- DO THIS
Filter this data down to the lines that hold "estos", and copy them.

** start DATA SHOWN **

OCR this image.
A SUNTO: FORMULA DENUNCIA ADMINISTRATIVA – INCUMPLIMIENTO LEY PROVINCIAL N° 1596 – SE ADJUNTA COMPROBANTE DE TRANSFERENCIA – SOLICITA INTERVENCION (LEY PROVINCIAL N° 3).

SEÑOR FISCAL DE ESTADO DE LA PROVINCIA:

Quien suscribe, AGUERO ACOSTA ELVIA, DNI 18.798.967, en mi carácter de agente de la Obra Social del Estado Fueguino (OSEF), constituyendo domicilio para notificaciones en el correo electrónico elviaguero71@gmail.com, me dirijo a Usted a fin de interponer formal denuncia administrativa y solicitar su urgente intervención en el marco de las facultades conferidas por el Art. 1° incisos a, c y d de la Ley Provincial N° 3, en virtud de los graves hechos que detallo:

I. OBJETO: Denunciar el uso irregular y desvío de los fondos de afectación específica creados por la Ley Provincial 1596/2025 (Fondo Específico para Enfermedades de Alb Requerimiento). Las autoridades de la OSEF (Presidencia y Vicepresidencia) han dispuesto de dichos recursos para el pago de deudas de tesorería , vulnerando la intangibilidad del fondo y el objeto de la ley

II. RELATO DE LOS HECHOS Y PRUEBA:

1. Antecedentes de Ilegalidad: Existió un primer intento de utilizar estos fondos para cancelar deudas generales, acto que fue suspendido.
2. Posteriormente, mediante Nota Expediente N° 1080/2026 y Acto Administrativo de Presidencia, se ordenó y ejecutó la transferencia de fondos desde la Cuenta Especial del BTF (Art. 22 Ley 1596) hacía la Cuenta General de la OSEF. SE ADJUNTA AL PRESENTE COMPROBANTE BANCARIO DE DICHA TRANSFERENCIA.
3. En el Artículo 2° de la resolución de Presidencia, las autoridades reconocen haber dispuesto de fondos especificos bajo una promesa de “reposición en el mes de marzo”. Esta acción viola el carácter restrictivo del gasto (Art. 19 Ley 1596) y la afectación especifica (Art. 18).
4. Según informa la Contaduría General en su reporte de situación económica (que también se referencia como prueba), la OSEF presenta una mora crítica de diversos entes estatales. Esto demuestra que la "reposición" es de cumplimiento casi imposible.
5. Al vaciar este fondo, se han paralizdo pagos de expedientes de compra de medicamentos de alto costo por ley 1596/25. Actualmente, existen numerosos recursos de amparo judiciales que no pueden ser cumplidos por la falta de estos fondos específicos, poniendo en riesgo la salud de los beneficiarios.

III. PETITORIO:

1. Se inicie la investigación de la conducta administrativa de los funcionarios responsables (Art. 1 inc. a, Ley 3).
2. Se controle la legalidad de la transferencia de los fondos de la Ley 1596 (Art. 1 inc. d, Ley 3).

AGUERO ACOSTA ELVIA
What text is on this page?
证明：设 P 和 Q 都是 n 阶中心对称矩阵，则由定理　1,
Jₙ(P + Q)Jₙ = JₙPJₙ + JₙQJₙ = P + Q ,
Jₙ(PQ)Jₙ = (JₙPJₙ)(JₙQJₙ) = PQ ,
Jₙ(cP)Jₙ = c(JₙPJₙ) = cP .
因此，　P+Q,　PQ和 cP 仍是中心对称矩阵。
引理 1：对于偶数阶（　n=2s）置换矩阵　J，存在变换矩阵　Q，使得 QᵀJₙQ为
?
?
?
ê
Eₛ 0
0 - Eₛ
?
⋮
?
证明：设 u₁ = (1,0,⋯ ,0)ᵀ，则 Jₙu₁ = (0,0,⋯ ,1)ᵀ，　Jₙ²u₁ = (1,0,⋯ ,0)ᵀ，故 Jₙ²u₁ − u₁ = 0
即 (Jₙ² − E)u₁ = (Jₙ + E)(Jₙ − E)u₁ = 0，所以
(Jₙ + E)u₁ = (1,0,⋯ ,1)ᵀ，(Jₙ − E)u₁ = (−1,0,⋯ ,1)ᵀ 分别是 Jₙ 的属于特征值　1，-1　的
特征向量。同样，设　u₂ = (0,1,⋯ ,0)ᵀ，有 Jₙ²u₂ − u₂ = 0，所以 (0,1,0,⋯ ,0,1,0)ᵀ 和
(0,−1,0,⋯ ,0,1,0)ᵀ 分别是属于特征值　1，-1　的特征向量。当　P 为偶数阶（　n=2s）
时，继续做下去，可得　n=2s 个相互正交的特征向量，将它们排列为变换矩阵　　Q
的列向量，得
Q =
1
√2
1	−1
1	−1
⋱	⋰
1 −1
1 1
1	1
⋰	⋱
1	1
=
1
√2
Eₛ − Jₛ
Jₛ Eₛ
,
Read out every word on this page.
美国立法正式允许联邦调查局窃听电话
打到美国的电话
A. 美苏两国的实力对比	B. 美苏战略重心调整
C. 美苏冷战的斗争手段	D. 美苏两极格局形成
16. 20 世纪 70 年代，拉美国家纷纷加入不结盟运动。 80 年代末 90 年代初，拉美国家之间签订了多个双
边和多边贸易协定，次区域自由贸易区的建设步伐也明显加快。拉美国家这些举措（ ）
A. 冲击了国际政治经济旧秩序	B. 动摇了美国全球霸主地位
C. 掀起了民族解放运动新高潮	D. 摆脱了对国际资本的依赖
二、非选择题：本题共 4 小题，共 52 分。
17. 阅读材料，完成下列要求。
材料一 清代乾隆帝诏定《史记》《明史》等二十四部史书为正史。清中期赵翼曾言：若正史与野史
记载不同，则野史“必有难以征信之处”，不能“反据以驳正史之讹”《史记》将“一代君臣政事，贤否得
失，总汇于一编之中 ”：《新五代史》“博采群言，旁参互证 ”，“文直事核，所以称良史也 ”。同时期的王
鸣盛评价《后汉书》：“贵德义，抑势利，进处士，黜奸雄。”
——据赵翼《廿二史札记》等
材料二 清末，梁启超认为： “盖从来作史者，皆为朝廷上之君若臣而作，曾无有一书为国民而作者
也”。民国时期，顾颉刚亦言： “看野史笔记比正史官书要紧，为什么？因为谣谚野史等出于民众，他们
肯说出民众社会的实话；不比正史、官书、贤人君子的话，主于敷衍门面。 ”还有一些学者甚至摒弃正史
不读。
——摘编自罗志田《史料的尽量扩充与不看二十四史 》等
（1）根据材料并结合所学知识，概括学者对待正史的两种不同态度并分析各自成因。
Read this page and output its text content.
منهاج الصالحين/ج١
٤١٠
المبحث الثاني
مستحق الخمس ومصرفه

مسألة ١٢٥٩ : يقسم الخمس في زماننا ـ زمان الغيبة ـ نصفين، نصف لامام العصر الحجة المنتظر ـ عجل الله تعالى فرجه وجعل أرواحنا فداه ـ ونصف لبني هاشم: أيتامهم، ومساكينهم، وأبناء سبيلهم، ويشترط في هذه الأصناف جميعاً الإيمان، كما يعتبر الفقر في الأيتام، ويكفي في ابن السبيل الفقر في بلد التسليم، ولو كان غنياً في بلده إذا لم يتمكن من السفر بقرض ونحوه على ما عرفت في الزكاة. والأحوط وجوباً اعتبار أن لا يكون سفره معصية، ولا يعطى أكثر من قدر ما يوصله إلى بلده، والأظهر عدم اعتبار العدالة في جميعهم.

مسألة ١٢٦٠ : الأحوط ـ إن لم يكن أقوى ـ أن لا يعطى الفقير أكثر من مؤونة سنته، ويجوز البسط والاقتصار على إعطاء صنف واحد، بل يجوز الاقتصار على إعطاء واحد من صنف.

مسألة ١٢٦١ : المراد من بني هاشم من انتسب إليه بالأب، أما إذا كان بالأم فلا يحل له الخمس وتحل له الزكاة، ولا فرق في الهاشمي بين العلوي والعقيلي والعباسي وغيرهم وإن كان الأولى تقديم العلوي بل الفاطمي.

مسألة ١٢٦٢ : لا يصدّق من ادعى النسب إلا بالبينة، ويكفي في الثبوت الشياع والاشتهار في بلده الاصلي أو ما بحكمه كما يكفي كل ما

** end DATA SHOWN **

- RESULT FOR THIS TASK
1. Antecedentes de Ilegalidad: Existió un primer intento de utilizar estos fondos para cancelar deudas generales, acto que fue suspendido.
5. Al vaciar este fondo, se han paralizdo pagos de expedientes de compra de medicamentos de alto costo por ley 1596/25. Actualmente, existen numerosos recursos de amparo judiciales que no pueden ser cumplidos por la falta de estos fondos específicos, poniendo en riesgo la salud de los beneficiarios.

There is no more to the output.